__STORED ROWS__
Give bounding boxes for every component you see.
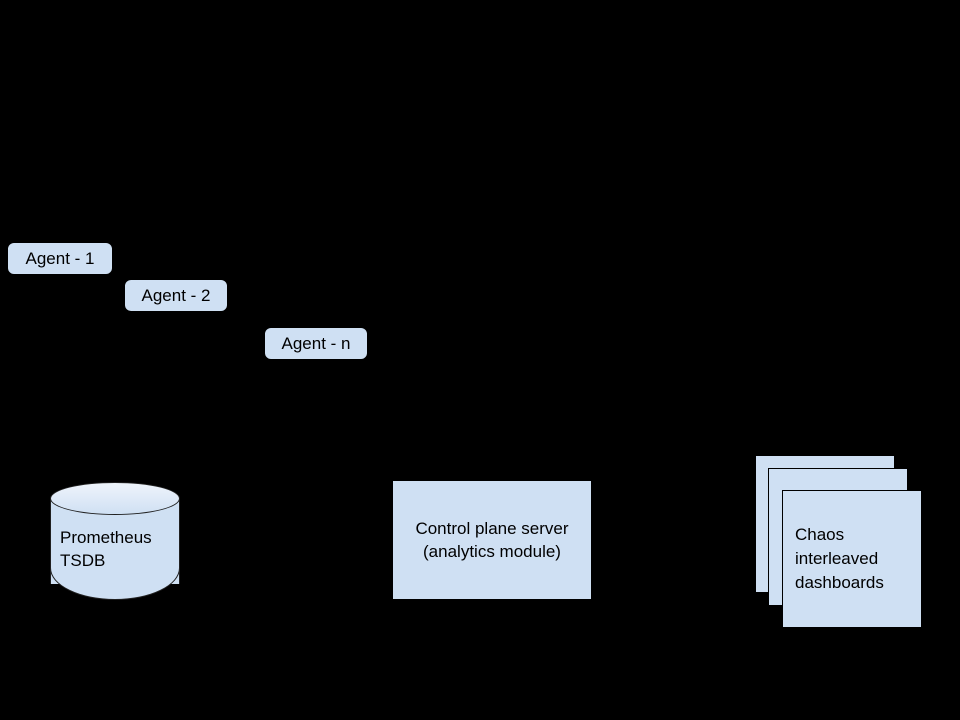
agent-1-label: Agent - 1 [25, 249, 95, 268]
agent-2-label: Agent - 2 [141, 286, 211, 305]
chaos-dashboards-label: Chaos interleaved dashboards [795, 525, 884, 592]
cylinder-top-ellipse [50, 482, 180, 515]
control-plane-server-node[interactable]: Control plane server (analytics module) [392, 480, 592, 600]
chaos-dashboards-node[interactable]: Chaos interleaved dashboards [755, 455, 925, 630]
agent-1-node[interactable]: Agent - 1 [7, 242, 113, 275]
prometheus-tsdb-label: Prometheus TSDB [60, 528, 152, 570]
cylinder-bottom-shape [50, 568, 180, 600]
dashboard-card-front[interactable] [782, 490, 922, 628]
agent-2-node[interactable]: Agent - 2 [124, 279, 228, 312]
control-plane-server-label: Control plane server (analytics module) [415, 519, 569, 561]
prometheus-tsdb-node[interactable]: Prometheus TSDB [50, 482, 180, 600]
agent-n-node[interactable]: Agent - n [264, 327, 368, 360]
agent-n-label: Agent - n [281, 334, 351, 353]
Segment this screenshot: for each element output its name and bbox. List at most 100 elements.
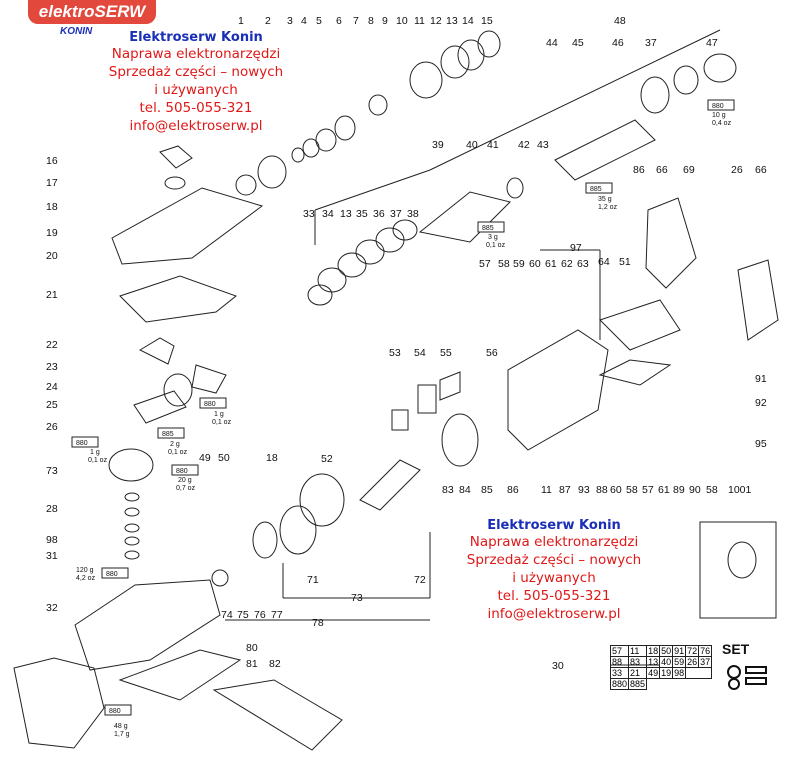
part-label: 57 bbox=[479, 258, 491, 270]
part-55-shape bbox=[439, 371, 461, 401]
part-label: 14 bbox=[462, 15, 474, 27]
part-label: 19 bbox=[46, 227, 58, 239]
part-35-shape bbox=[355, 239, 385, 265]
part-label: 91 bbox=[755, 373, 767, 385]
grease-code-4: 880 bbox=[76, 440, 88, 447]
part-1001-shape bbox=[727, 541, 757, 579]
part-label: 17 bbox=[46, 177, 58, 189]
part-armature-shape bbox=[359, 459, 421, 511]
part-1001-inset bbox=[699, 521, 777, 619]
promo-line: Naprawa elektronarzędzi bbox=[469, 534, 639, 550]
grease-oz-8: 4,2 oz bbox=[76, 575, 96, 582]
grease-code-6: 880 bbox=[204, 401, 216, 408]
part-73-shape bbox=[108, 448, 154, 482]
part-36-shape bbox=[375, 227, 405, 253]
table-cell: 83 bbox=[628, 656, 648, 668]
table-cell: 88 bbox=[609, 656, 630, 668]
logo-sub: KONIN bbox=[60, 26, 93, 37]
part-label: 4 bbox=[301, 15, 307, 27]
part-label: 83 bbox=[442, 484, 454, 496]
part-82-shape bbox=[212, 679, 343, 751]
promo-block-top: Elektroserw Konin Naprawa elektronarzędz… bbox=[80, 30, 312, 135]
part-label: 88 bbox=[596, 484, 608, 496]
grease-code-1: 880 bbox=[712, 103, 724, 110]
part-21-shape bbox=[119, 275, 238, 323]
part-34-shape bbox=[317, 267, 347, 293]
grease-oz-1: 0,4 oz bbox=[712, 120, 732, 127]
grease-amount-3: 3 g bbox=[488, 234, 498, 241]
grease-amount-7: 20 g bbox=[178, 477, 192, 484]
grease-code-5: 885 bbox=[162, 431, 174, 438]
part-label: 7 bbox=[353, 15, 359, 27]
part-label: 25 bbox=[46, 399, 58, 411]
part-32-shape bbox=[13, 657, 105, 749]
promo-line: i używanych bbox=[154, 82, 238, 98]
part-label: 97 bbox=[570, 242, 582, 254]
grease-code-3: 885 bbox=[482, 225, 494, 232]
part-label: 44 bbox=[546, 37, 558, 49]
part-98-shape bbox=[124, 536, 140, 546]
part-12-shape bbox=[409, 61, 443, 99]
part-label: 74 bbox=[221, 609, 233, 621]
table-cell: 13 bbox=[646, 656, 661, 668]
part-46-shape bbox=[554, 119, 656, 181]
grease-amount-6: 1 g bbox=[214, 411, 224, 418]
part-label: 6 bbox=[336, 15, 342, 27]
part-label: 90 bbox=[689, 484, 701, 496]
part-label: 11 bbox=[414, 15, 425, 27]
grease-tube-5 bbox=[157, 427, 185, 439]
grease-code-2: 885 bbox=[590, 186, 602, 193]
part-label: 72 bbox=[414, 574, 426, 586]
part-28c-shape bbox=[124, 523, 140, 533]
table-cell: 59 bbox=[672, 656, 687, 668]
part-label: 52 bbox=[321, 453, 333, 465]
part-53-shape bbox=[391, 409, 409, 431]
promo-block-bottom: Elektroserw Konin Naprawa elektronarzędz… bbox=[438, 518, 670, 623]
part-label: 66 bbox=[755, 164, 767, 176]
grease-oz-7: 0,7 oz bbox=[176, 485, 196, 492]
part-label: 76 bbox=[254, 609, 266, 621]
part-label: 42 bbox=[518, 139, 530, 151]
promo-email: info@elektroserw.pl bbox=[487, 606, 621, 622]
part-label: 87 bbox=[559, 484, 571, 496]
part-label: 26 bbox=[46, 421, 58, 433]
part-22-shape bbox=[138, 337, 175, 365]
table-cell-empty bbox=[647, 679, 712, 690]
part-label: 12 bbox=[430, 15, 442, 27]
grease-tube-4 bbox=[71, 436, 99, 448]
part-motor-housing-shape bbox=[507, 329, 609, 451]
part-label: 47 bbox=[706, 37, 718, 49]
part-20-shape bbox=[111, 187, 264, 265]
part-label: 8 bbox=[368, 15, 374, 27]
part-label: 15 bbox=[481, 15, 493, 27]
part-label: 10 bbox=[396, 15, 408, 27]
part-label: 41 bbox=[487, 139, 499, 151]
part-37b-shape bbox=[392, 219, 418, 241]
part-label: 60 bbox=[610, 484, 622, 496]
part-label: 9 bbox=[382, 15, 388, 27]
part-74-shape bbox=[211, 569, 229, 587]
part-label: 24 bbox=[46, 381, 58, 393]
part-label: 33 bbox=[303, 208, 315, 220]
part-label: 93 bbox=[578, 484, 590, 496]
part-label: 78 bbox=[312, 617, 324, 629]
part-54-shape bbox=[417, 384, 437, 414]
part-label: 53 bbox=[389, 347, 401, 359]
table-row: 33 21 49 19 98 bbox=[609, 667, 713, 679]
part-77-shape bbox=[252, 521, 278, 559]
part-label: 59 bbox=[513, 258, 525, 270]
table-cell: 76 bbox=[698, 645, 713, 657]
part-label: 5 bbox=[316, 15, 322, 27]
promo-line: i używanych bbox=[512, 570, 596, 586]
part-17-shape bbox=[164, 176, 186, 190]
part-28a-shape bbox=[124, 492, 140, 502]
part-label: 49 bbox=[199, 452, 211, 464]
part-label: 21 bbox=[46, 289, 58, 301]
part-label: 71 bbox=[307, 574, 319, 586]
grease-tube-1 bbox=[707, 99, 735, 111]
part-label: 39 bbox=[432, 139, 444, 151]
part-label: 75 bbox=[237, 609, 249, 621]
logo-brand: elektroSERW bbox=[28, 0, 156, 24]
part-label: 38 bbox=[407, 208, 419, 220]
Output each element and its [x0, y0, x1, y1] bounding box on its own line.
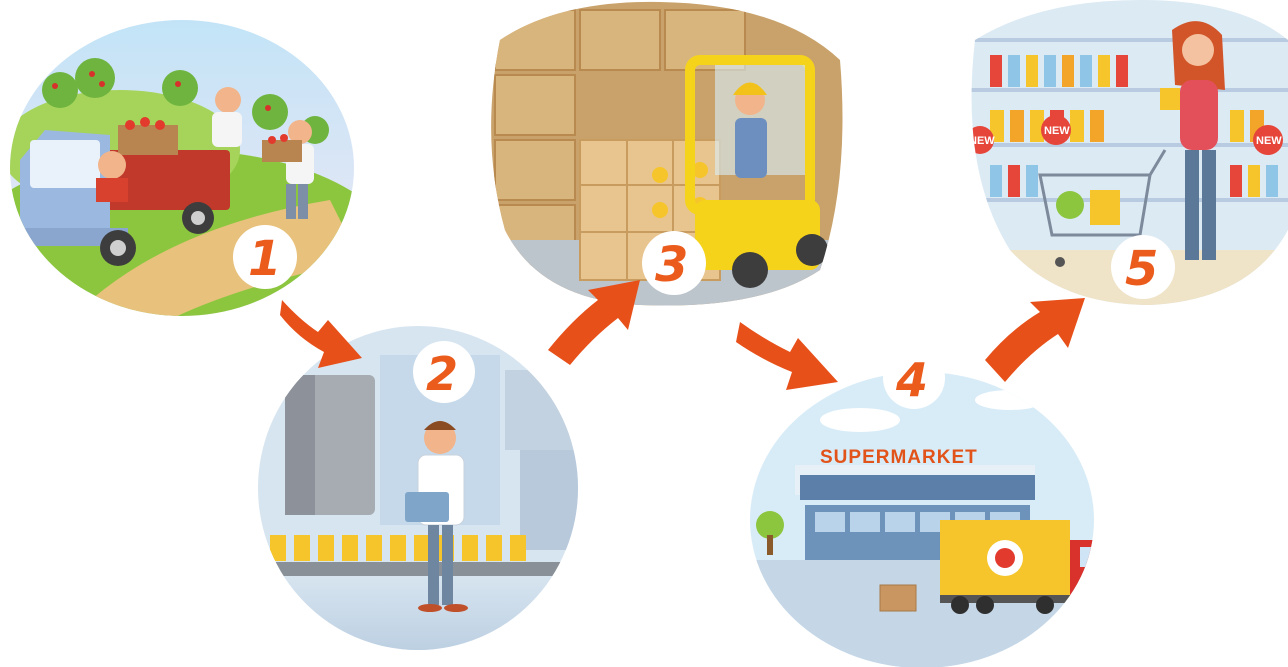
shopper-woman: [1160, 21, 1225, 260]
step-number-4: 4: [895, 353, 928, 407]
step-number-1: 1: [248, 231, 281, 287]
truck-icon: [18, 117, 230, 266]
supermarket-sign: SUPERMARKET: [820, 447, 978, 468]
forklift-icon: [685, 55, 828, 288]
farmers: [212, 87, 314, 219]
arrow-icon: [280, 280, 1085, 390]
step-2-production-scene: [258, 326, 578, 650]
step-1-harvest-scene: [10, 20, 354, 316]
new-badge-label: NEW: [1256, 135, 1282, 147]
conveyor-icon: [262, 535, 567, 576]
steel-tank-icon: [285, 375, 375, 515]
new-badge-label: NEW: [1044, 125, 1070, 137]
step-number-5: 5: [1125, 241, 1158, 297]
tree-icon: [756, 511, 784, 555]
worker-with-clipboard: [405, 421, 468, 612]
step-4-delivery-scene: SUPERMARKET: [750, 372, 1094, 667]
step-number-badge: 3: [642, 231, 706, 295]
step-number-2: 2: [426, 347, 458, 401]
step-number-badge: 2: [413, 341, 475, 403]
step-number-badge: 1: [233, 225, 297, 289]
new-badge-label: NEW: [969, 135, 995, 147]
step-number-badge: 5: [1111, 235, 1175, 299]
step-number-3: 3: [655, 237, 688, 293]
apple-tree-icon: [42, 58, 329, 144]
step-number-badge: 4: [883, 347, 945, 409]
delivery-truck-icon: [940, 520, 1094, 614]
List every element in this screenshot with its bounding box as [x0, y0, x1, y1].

__INSTRUCTION__
Return every line of the items above that contains the string "this".

__OUTPUT__
Segment this screenshot: for each element output its name and bbox. List at most 100 elements.
List every element in this screenshot with its bounding box as [x0, y0, x1, y1].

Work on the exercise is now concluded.